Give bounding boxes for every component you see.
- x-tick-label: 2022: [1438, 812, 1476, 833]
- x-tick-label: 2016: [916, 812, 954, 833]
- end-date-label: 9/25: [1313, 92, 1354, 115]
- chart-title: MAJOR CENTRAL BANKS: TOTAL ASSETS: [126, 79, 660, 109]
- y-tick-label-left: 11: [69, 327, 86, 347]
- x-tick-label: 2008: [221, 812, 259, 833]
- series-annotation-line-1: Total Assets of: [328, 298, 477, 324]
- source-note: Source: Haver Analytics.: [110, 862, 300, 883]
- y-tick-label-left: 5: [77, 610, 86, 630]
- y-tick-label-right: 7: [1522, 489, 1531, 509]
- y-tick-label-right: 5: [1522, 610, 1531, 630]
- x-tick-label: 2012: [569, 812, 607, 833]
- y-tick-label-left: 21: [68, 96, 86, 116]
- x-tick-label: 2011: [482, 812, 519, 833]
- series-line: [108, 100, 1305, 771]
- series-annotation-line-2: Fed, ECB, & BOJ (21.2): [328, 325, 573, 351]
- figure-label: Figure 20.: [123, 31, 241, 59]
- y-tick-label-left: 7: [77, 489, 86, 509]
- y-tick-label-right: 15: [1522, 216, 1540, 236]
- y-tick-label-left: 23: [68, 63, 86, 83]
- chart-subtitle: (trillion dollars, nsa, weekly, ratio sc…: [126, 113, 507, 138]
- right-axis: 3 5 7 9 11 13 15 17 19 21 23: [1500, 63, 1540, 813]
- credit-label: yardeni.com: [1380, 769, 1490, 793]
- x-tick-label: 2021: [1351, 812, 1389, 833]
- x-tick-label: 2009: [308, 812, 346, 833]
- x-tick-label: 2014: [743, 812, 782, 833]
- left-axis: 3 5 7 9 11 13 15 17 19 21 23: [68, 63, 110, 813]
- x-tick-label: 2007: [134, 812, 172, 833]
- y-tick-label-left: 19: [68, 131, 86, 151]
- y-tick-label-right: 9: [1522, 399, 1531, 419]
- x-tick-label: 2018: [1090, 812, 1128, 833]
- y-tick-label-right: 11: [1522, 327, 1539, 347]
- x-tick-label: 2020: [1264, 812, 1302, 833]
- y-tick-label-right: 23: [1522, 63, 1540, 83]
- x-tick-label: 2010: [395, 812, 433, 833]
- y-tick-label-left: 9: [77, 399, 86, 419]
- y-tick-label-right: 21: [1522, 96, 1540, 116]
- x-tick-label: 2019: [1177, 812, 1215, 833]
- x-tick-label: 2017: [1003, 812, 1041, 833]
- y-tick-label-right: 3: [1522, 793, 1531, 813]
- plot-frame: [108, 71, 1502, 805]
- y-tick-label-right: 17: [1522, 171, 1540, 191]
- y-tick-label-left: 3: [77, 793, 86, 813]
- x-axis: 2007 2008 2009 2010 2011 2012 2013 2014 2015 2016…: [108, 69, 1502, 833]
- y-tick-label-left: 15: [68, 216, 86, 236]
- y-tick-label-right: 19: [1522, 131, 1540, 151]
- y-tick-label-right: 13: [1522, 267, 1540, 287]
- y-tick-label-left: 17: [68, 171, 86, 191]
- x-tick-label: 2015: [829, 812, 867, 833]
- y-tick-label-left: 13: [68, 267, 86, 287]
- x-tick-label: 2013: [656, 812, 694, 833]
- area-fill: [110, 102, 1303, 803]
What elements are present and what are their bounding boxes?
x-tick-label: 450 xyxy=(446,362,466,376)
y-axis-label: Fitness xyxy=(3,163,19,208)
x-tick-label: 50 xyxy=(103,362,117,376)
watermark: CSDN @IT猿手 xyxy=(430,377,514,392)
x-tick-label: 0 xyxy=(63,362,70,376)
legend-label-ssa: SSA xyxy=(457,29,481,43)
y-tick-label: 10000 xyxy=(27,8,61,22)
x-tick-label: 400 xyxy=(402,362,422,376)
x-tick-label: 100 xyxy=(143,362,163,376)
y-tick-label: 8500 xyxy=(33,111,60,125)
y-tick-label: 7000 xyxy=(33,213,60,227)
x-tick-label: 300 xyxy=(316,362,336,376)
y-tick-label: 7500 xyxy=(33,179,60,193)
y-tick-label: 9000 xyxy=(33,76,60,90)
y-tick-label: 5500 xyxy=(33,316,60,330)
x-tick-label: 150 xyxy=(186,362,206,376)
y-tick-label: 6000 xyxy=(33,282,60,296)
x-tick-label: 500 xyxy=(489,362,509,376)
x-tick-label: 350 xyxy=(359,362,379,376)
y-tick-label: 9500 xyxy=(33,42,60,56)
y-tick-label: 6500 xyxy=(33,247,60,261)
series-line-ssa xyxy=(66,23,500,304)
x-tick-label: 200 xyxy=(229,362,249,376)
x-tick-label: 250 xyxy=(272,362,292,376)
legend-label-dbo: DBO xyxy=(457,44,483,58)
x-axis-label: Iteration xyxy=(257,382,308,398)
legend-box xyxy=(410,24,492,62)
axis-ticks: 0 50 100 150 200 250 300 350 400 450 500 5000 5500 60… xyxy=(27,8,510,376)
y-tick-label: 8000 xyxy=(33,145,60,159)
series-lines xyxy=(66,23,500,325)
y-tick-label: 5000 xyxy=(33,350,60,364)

◇ ◇ ◇

* Challenge *
Rewrite all of the records above so that each "x-tick-label" becomes "x-axis-tick", and leave everything else the same.

* The solution *
Give bounding boxes for every component you see.
- x-axis-tick: 2022: [1438, 812, 1476, 833]
- x-axis-tick: 2016: [916, 812, 954, 833]
- end-date-label: 9/25: [1313, 92, 1354, 115]
- chart-title: MAJOR CENTRAL BANKS: TOTAL ASSETS: [126, 79, 660, 109]
- y-tick-label-left: 11: [69, 327, 86, 347]
- x-axis-tick: 2008: [221, 812, 259, 833]
- series-annotation-line-1: Total Assets of: [328, 298, 477, 324]
- source-note: Source: Haver Analytics.: [110, 862, 300, 883]
- y-tick-label-left: 5: [77, 610, 86, 630]
- y-tick-label-right: 7: [1522, 489, 1531, 509]
- y-tick-label-right: 5: [1522, 610, 1531, 630]
- x-axis-tick: 2012: [569, 812, 607, 833]
- y-tick-label-left: 21: [68, 96, 86, 116]
- x-axis-tick: 2011: [482, 812, 519, 833]
- series-line: [108, 100, 1305, 771]
- series-annotation-line-2: Fed, ECB, & BOJ (21.2): [328, 325, 573, 351]
- figure-label: Figure 20.: [123, 31, 241, 59]
- y-tick-label-left: 7: [77, 489, 86, 509]
- y-tick-label-right: 15: [1522, 216, 1540, 236]
- y-tick-label-left: 23: [68, 63, 86, 83]
- chart-subtitle: (trillion dollars, nsa, weekly, ratio sc…: [126, 113, 507, 138]
- right-axis: 3 5 7 9 11 13 15 17 19 21 23: [1500, 63, 1540, 813]
- credit-label: yardeni.com: [1380, 769, 1490, 793]
- x-axis-tick: 2021: [1351, 812, 1389, 833]
- x-axis-tick: 2009: [308, 812, 346, 833]
- x-axis-tick: 2014: [743, 812, 782, 833]
- left-axis: 3 5 7 9 11 13 15 17 19 21 23: [68, 63, 110, 813]
- x-axis-tick: 2007: [134, 812, 172, 833]
- y-tick-label-left: 19: [68, 131, 86, 151]
- y-tick-label-right: 9: [1522, 399, 1531, 419]
- x-axis-tick: 2018: [1090, 812, 1128, 833]
- y-tick-label-right: 11: [1522, 327, 1539, 347]
- x-axis-tick: 2020: [1264, 812, 1302, 833]
- y-tick-label-right: 23: [1522, 63, 1540, 83]
- x-axis-tick: 2010: [395, 812, 433, 833]
- y-tick-label-left: 9: [77, 399, 86, 419]
- y-tick-label-right: 21: [1522, 96, 1540, 116]
- x-axis-tick: 2019: [1177, 812, 1215, 833]
- x-axis-tick: 2017: [1003, 812, 1041, 833]
- y-tick-label-right: 3: [1522, 793, 1531, 813]
- plot-frame: [108, 71, 1502, 805]
- y-tick-label-right: 17: [1522, 171, 1540, 191]
- y-tick-label-left: 3: [77, 793, 86, 813]
- x-axis: 2007 2008 2009 2010 2011 2012 2013 2014 2015 2016…: [108, 69, 1502, 833]
- y-tick-label-left: 15: [68, 216, 86, 236]
- y-tick-label-right: 19: [1522, 131, 1540, 151]
- y-tick-label-right: 13: [1522, 267, 1540, 287]
- y-tick-label-left: 17: [68, 171, 86, 191]
- x-axis-tick: 2015: [829, 812, 867, 833]
- y-tick-label-left: 13: [68, 267, 86, 287]
- x-axis-tick: 2013: [656, 812, 694, 833]
- area-fill: [110, 102, 1303, 803]
What elements are present and what are their bounding boxes?
x-axis-tick: 450 xyxy=(446,362,466,376)
y-axis-label: Fitness xyxy=(3,163,19,208)
x-axis-tick: 50 xyxy=(103,362,117,376)
watermark: CSDN @IT猿手 xyxy=(430,377,514,392)
x-axis-tick: 0 xyxy=(63,362,70,376)
legend-label-ssa: SSA xyxy=(457,29,481,43)
y-tick-label: 10000 xyxy=(27,8,61,22)
x-axis-tick: 400 xyxy=(402,362,422,376)
x-axis-tick: 100 xyxy=(143,362,163,376)
y-tick-label: 8500 xyxy=(33,111,60,125)
y-tick-label: 7000 xyxy=(33,213,60,227)
x-axis-tick: 300 xyxy=(316,362,336,376)
y-tick-label: 7500 xyxy=(33,179,60,193)
y-tick-label: 9000 xyxy=(33,76,60,90)
y-tick-label: 5500 xyxy=(33,316,60,330)
x-axis-tick: 150 xyxy=(186,362,206,376)
y-tick-label: 6000 xyxy=(33,282,60,296)
x-axis-tick: 500 xyxy=(489,362,509,376)
x-axis-tick: 350 xyxy=(359,362,379,376)
y-tick-label: 9500 xyxy=(33,42,60,56)
y-tick-label: 6500 xyxy=(33,247,60,261)
series-line-ssa xyxy=(66,23,500,304)
x-axis-tick: 200 xyxy=(229,362,249,376)
x-axis-tick: 250 xyxy=(272,362,292,376)
legend-label-dbo: DBO xyxy=(457,44,483,58)
x-axis-label: Iteration xyxy=(257,382,308,398)
legend-box xyxy=(410,24,492,62)
axis-ticks: 0 50 100 150 200 250 300 350 400 450 500 5000 5500 60… xyxy=(27,8,510,376)
y-tick-label: 8000 xyxy=(33,145,60,159)
series-lines xyxy=(66,23,500,325)
y-tick-label: 5000 xyxy=(33,350,60,364)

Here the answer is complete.